== The input

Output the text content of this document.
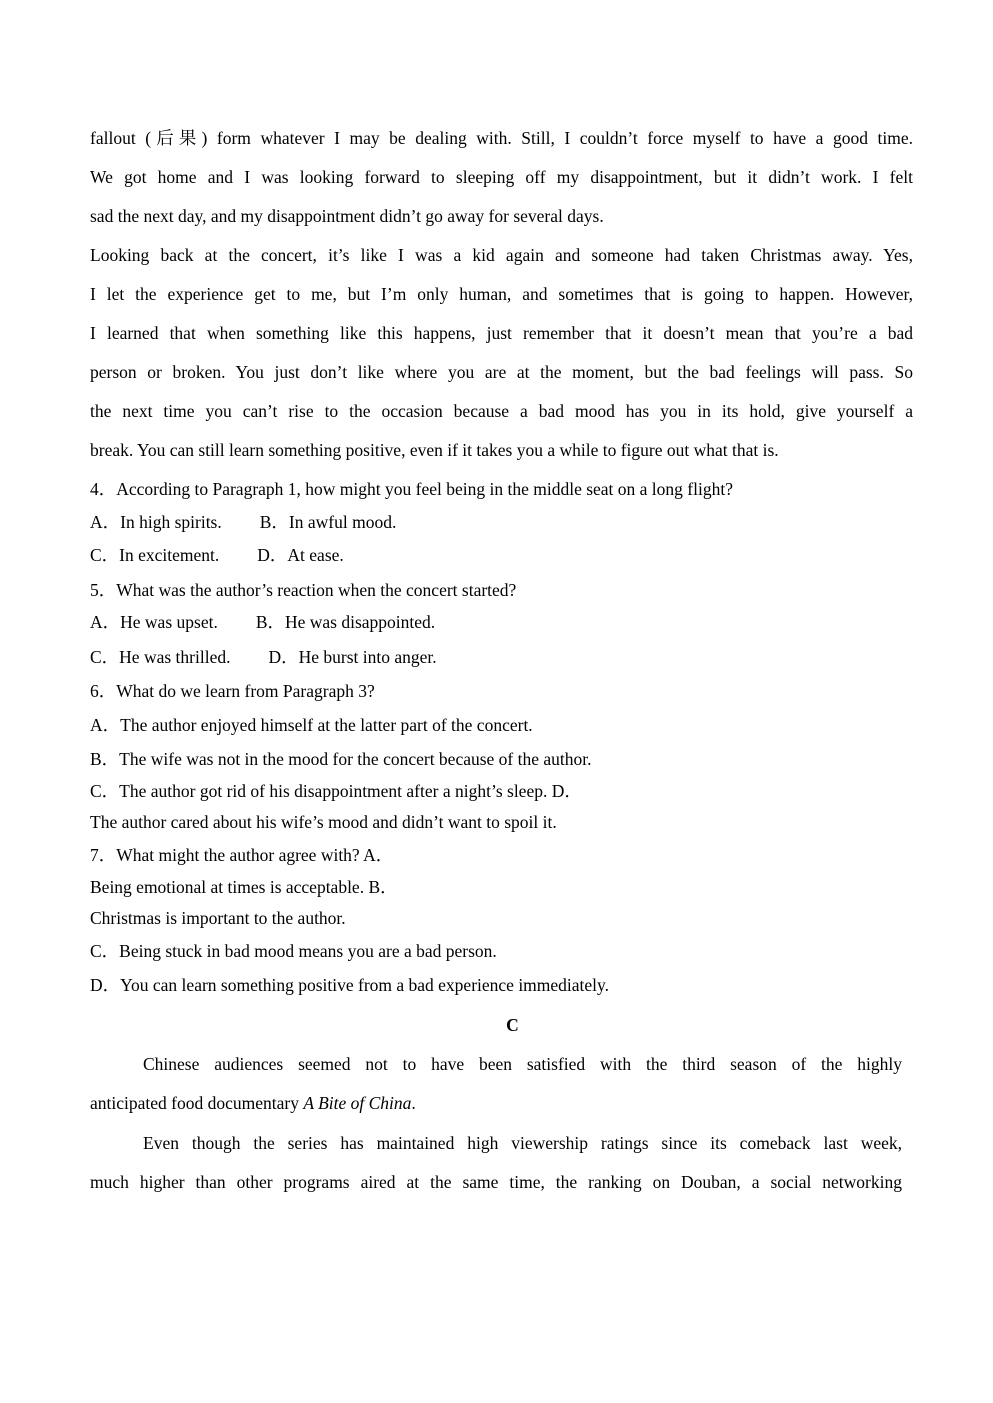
fallout (后果) form whatever I may be dealing with. Still, I couldn’t force myself to have a good time.
We got home and I was looking forward to sleeping off my disappointment, but it didn’t work. I felt
sad the next day, and my disappointment didn’t go away for several days.
Looking back at the concert, it’s like I was a kid again and someone had taken Christmas away. Yes,
I let the experience get to me, but I’m only human, and sometimes that is going to happen. However,
I learned that when something like this happens, just remember that it doesn’t mean that you’re a bad
person or broken. You just don’t like where you are at the moment, but the bad feelings will pass. So
the next time you can’t rise to the occasion because a bad mood has you in its hold, give yourself a
break. You can still learn something positive, even if it takes you a while to figure out what that is.
4．According to Paragraph 1, how might you feel being in the middle seat on a long flight?
A．In high spirits. B．In awful mood.
C．In excitement. D．At ease.
5．What was the author’s reaction when the concert started?
A．He was upset. B．He was disappointed.
C．He was thrilled. D．He burst into anger.
6．What do we learn from Paragraph 3?
A．The author enjoyed himself at the latter part of the concert.
B．The wife was not in the mood for the concert because of the author.
C．The author got rid of his disappointment after a night’s sleep. D．
The author cared about his wife’s mood and didn’t want to spoil it.
7．What might the author agree with? A．
Being emotional at times is acceptable. B．
Christmas is important to the author.
C．Being stuck in bad mood means you are a bad person.
D．You can learn something positive from a bad experience immediately.
C
Chinese audiences seemed not to have been satisfied with the third season of the highly
anticipated food documentary A Bite of China.
Even though the series has maintained high viewership ratings since its comeback last week,
much higher than other programs aired at the same time, the ranking on Douban, a social networking
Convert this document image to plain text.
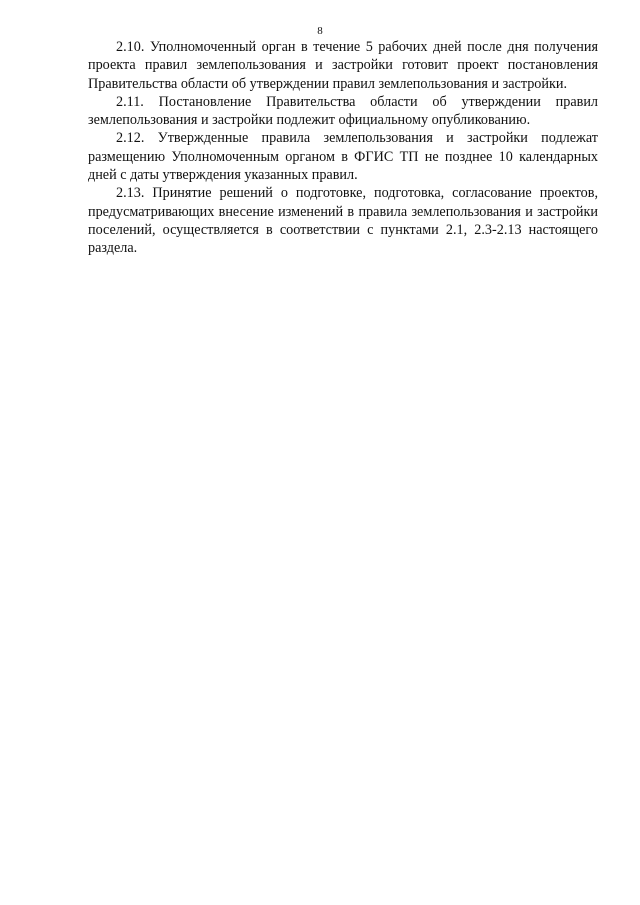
8

2.10. Уполномоченный орган в течение 5 рабочих дней после дня получения проекта правил землепользования и застройки готовит проект постановления Правительства области об утверждении правил землепользования и застройки.

2.11. Постановление Правительства области об утверждении правил землепользования и застройки подлежит официальному опубликованию.

2.12. Утвержденные правила землепользования и застройки подлежат размещению Уполномоченным органом в ФГИС ТП не позднее 10 календарных дней с даты утверждения указанных правил.

2.13. Принятие решений о подготовке, подготовка, согласование проектов, предусматривающих внесение изменений в правила землепользования и застройки поселений, осуществляется в соответствии с пунктами 2.1, 2.3-2.13 настоящего раздела.
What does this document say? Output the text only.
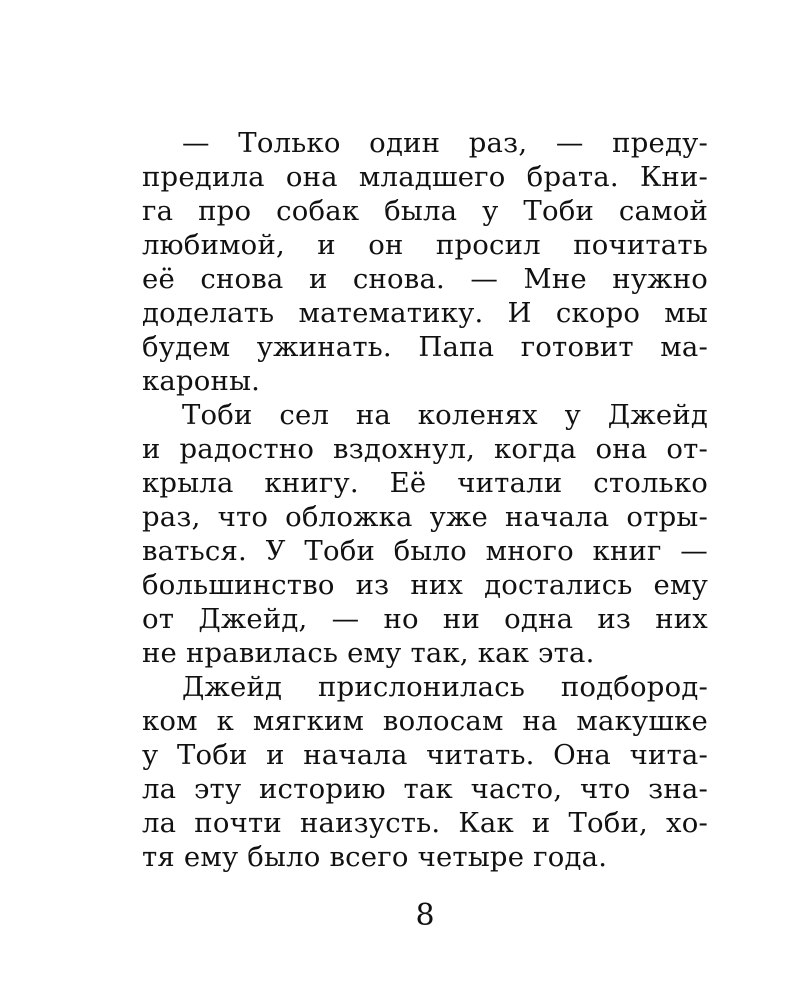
— Только один раз, — преду-
предила она младшего брата. Кни-
га про собак была у Тоби самой
любимой, и он просил почитать
её снова и снова. — Мне нужно
доделать математику. И скоро мы
будем ужинать. Папа готовит ма-
кароны.
Тоби сел на коленях у Джейд
и радостно вздохнул, когда она от-
крыла книгу. Её читали столько
раз, что обложка уже начала отры-
ваться. У Тоби было много книг —
большинство из них достались ему
от Джейд, — но ни одна из них
не нравилась ему так, как эта.
Джейд прислонилась подбород-
ком к мягким волосам на макушке
у Тоби и начала читать. Она чита-
ла эту историю так часто, что зна-
ла почти наизусть. Как и Тоби, хо-
тя ему было всего четыре года.
8
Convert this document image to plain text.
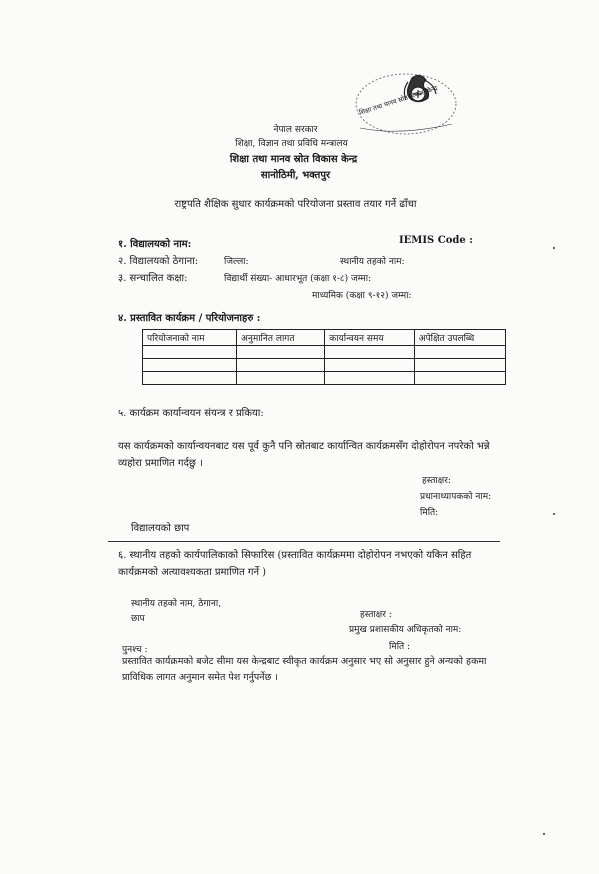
शिक्षा तथा मानव स्रोत विकास केन्द्र
नेपाल सरकार
शिक्षा, विज्ञान तथा प्रविधि मन्त्रालय
शिक्षा तथा मानव स्रोत विकास केन्द्र
सानोठिमी, भक्तपुर
राष्ट्रपति शैक्षिक सुधार कार्यक्रमको परियोजना प्रस्ताव तयार गर्ने ढाँचा
१. विद्यालयको नाम:	IEMIS Code :
२. विद्यालयको ठेगाना:	जिल्ला:	स्थानीय तहको नाम:
३. सन्चालित कक्षा:	विद्यार्थी संख्या- आधारभूत (कक्षा १-८) जम्मा:
माध्यमिक (कक्षा ९-१२) जम्मा:
४. प्रस्तावित कार्यक्रम / परियोजनाहरु :
परियोजनाको नाम	अनुमानित लागत	कार्यान्वयन समय	अपेक्षित उपलब्धि

५. कार्यक्रम कार्यान्वयन संयन्त्र र प्रकिया:
यस कार्यक्रमको कार्यान्वयनबाट यस पूर्व कुनै पनि स्रोतबाट कार्यान्वित कार्यक्रमसँग दोहोरोपन नपरेको भन्ने व्यहोरा प्रमाणित गर्दछु ।
हस्ताक्षर:
प्रधानाध्यापकको नाम:
मिति:
विद्यालयको छाप
६. स्थानीय तहको कार्यपालिकाको सिफारिस (प्रस्तावित कार्यक्रममा दोहोरोपन नभएको यकिन सहित कार्यक्रमको अत्यावश्यकता प्रमाणित गर्ने )
स्थानीय तहको नाम, ठेगाना,
छाप	हस्ताक्षर :
प्रमुख प्रशासकीय अधिकृतको नाम:
मिति :
पुनश्च :
प्रस्तावित कार्यक्रमको बजेट सीमा यस केन्द्रबाट स्वीकृत कार्यक्रम अनुसार भए सो अनुसार हुने अन्यको हकमा प्राविधिक लागत अनुमान समेत पेश गर्नुपर्नेछ ।
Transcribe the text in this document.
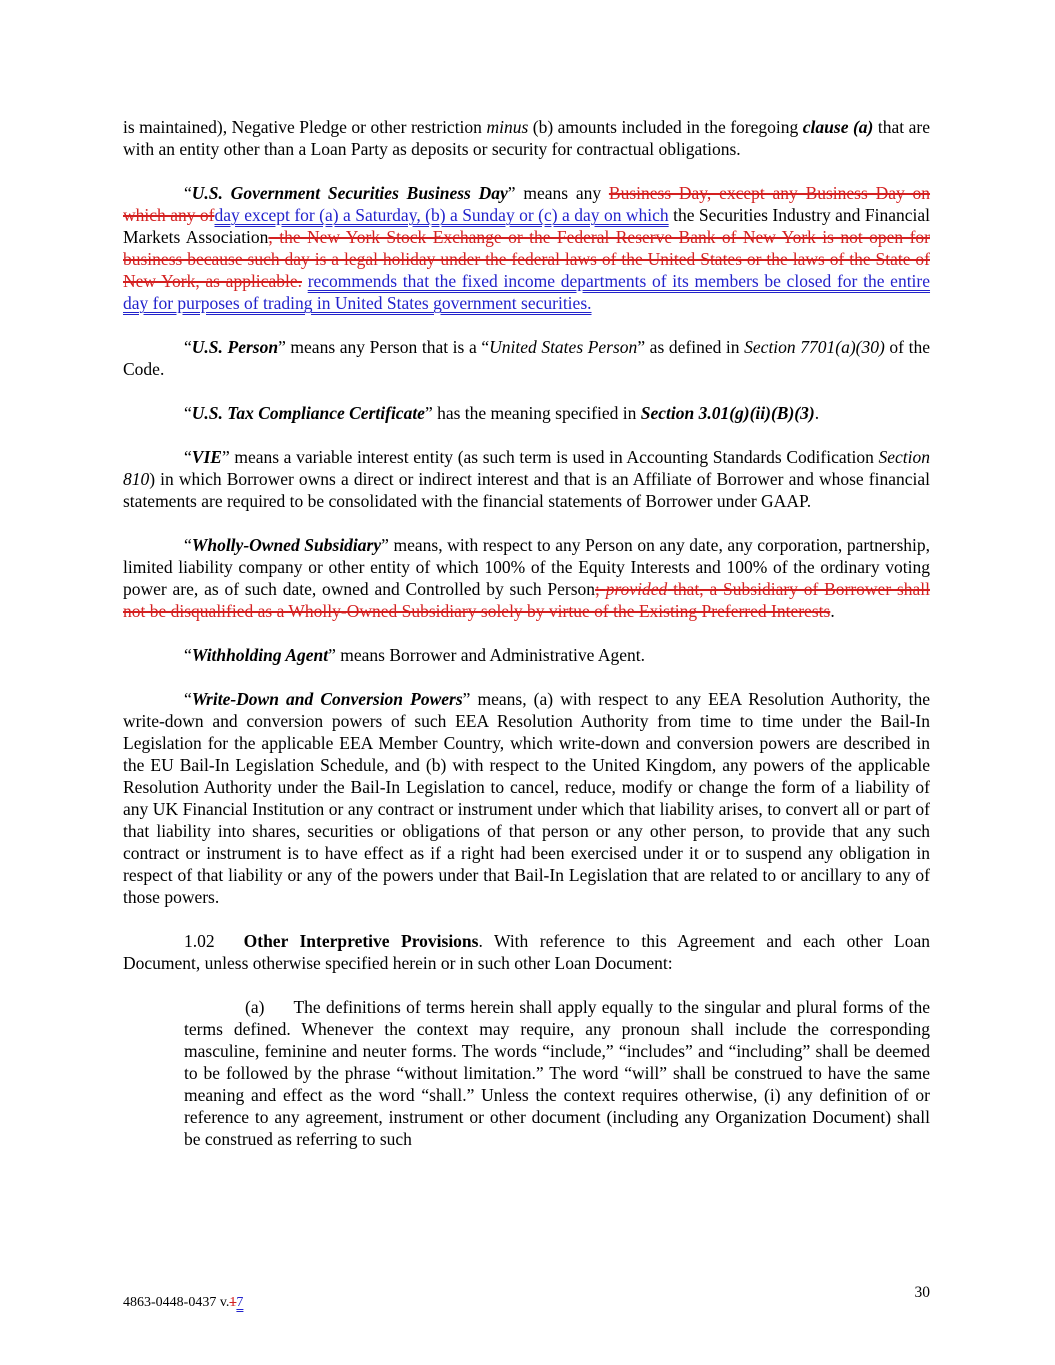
is maintained), Negative Pledge or other restriction minus (b) amounts included in the foregoing clause (a) that are with an entity other than a Loan Party as deposits or security for contractual obligations.

“U.S. Government Securities Business Day” means any Business Day, except any Business Day on which any ofday except for (a) a Saturday, (b) a Sunday or (c) a day on which the Securities Industry and Financial Markets Association, the New York Stock Exchange or the Federal Reserve Bank of New York is not open for business because such day is a legal holiday under the federal laws of the United States or the laws of the State of New York, as applicable. recommends that the fixed income departments of its members be closed for the entire day for purposes of trading in United States government securities.

“U.S. Person” means any Person that is a “United States Person” as defined in Section 7701(a)(30) of the Code.

“U.S. Tax Compliance Certificate” has the meaning specified in Section 3.01(g)(ii)(B)(3).

“VIE” means a variable interest entity (as such term is used in Accounting Standards Codification Section 810) in which Borrower owns a direct or indirect interest and that is an Affiliate of Borrower and whose financial statements are required to be consolidated with the financial statements of Borrower under GAAP.

“Wholly-Owned Subsidiary” means, with respect to any Person on any date, any corporation, partnership, limited liability company or other entity of which 100% of the Equity Interests and 100% of the ordinary voting power are, as of such date, owned and Controlled by such Person; provided that, a Subsidiary of Borrower shall not be disqualified as a Wholly-Owned Subsidiary solely by virtue of the Existing Preferred Interests.

“Withholding Agent” means Borrower and Administrative Agent.

“Write-Down and Conversion Powers” means, (a) with respect to any EEA Resolution Authority, the write-down and conversion powers of such EEA Resolution Authority from time to time under the Bail-In Legislation for the applicable EEA Member Country, which write-down and conversion powers are described in the EU Bail-In Legislation Schedule, and (b) with respect to the United Kingdom, any powers of the applicable Resolution Authority under the Bail-In Legislation to cancel, reduce, modify or change the form of a liability of any UK Financial Institution or any contract or instrument under which that liability arises, to convert all or part of that liability into shares, securities or obligations of that person or any other person, to provide that any such contract or instrument is to have effect as if a right had been exercised under it or to suspend any obligation in respect of that liability or any of the powers under that Bail-In Legislation that are related to or ancillary to any of those powers.

1.02 Other Interpretive Provisions. With reference to this Agreement and each other Loan Document, unless otherwise specified herein or in such other Loan Document:

(a) The definitions of terms herein shall apply equally to the singular and plural forms of the terms defined. Whenever the context may require, any pronoun shall include the corresponding masculine, feminine and neuter forms. The words “include,” “includes” and “including” shall be deemed to be followed by the phrase “without limitation.” The word “will” shall be construed to have the same meaning and effect as the word “shall.” Unless the context requires otherwise, (i) any definition of or reference to any agreement, instrument or other document (including any Organization Document) shall be construed as referring to such

4863-0448-0437 v.17
30
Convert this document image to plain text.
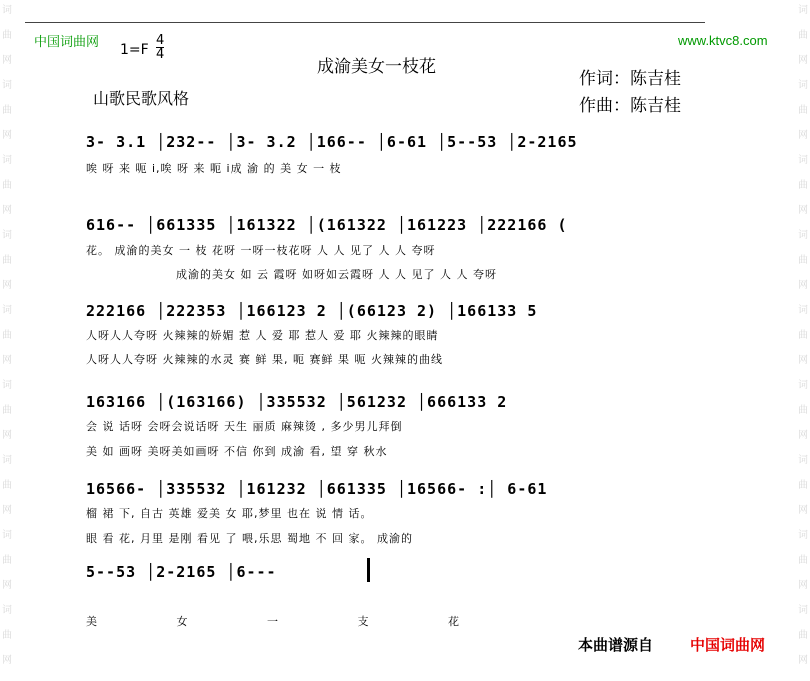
词
曲
网
词
曲
网
词
曲
网
词
曲
网
词
曲
网
词
曲
网
词
曲
网
词
曲
网
词
曲
网
词
曲
网
词
曲
网
词
曲
网
词
曲
网
词
曲
网
词
曲
网
词
曲
网
词
曲
网
词
曲
网
中国词曲网	www.ktvc8.com
1=F
4
4
成渝美女一枝花
作词：陈吉桂
作曲：陈吉桂
山歌民歌风格
3- 3.1 │232-- │3- 3.2 │166-- │6-61 │5--53 │2-2165
唉 呀 来 呃 i,唉 呀 来 呃 i成 渝 的 美 女 一 枝
616-- │661335 │161322 │(161322 │161223 │222166 (
花。 成渝的美女 一 枝 花呀 一呀一枝花呀 人 人 见了 人 人 夸呀
成渝的美女 如 云 霞呀 如呀如云霞呀 人 人 见了 人 人 夸呀
222166 │222353 │166123 2 │(66123 2) │166133 5
人呀人人夸呀 火辣辣的娇媚 惹 人 爱 耶 惹人 爱 耶 火辣辣的眼睛
人呀人人夸呀 火辣辣的水灵 赛 鲜 果, 呃 赛鲜 果 呃 火辣辣的曲线
163166 │(163166) │335532 │561232 │666133 2
会 说 话呀 会呀会说话呀 天生 丽质 麻辣烫 , 多少男儿拜倒
美 如 画呀 美呀美如画呀 不信 你到 成渝 看, 望 穿 秋水
16566- │335532 │161232 │661335 │16566- :│ 6-61
榴 裙 下, 自古 英雄 爱美 女 耶,梦里 也在 说 情 话。
眼 看 花, 月里 是刚 看见 了 喂,乐思 蜀地 不 回 家。 成渝的
5--53 │2-2165 │6---
美 女 一 支 花
本曲谱源自 中国词曲网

====

» Set task: Identify how many lines in the entries above contain the word "might" and provide only that figure.

» Finished exercise: 2